> [EXCERPTED TEXT]
==================================================
(keitai-l) Re: Shift_JIS question

From: Ben Hutchings <ben.hutchings_at_roundpoint.com>
Date: 05/31/02
Message-ID: <Pine.WNT.4.43.0205311356300.2016-100000@BENWORLD.roundpoint.co.uk>
On Fri, 31 May 2002, Darren Cook wrote:

>
> > i am building a module which will allow users to merge
> > data from an ASCII source and a SHIFT-JIS source. does
> > it make logical sense to have all of the data files
> > (such as ASCII and Shift-JIS) in the same encoding
> > .... in other words, is ASCII a subset of
> > SHIFT-JIS, or vice versa?

I'll assume that you mean US-ASCII, as there are variants of this
specified in ISO 646 that are also sometimes called ASCII.

> Yes, 7-bit ASCII is a subset of Shift-JIS, so all your data files can be
> in shift-jis encoding.
==================================================
> [DATASET RECORDS]
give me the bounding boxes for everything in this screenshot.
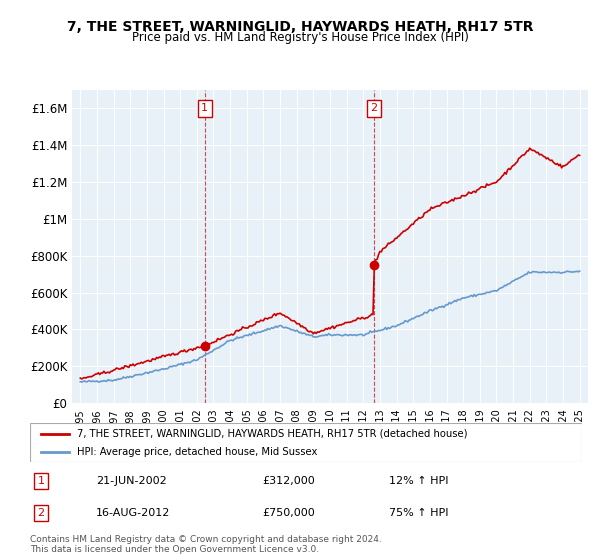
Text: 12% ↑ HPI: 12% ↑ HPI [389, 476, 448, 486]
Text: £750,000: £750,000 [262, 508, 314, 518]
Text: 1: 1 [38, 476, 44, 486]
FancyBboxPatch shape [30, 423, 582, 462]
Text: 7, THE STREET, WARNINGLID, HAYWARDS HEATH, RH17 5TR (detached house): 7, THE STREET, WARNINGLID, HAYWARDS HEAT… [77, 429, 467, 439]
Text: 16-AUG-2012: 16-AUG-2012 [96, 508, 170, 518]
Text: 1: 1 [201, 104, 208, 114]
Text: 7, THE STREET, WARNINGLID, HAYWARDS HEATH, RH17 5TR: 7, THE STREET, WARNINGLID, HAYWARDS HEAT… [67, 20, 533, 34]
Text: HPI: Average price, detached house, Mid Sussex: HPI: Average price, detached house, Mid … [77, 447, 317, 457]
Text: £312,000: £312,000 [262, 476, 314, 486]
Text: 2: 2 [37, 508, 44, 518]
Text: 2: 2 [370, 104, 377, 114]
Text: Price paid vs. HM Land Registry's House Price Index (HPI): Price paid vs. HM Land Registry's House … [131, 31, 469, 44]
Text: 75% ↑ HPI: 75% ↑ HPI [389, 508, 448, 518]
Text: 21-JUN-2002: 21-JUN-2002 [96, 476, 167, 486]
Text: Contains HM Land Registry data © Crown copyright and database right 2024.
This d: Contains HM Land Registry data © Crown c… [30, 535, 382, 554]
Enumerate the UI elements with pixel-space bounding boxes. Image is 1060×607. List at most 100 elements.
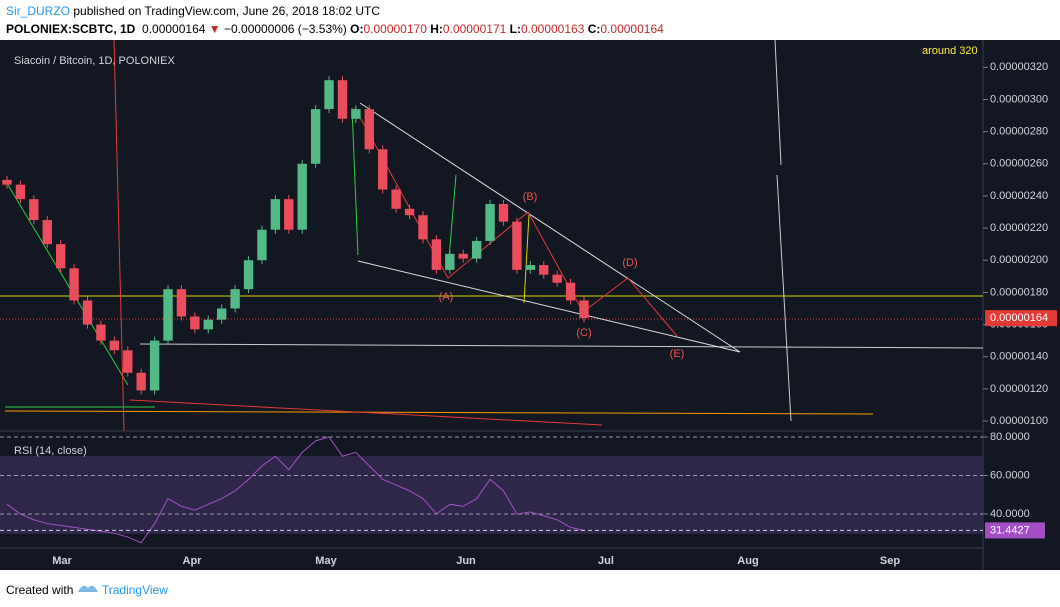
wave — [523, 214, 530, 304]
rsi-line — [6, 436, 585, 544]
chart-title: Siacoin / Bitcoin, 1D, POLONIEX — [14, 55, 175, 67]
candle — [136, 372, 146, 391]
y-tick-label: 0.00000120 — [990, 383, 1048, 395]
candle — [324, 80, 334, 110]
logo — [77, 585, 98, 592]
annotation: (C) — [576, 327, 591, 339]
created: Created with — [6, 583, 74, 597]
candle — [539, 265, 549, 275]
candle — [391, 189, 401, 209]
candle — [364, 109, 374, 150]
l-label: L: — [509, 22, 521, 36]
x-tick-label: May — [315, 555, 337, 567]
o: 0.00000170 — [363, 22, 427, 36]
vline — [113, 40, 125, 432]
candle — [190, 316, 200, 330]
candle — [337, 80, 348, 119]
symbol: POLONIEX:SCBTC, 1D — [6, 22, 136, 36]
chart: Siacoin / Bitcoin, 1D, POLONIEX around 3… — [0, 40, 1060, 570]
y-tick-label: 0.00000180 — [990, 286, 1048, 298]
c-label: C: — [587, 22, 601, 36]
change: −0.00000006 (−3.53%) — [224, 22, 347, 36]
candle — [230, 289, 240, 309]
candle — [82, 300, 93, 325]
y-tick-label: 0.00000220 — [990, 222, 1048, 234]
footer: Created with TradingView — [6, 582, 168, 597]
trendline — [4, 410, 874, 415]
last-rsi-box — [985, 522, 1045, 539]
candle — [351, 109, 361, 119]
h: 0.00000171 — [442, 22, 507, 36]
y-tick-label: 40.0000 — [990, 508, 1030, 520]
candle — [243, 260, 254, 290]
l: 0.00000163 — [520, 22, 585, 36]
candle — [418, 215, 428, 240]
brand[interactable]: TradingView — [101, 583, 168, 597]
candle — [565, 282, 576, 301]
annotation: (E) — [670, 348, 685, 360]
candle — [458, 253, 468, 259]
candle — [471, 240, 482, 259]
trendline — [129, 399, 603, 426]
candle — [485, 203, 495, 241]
==================================================
> [WRITTEN TASK 1] In the Shift_JIS message, which standard specifies variants that are also sometimes called ASCII?
> [WRITTEN TASK 2] List the header fields that appear at the top of the Shift_JIS message.
> [WRITTEN TASK 3] Continue the Shift_JIS message from the point where it stops.

> [EXERCISE OUTPUT 1] ISO 646

> [EXERCISE OUTPUT 2] From, Date, Message-ID

> [EXERCISE OUTPUT 3]
No it isn't!  In US-ASCII, backslash has the code 0x5C, but in Shift-JIS
this code is used for the yen symbol.

What the item on the Python list was saying was that the second byte of a
two-byte character may take values that can also represent a character on
their own; for example, 0x5C is also valid as a second byte.  This means
that searching for characters in Shift-JIS strings requires awareness of
the multi-byte encoding; for example, in C, strchr() and strstr() will not
work correctly on Shift-JIS strings.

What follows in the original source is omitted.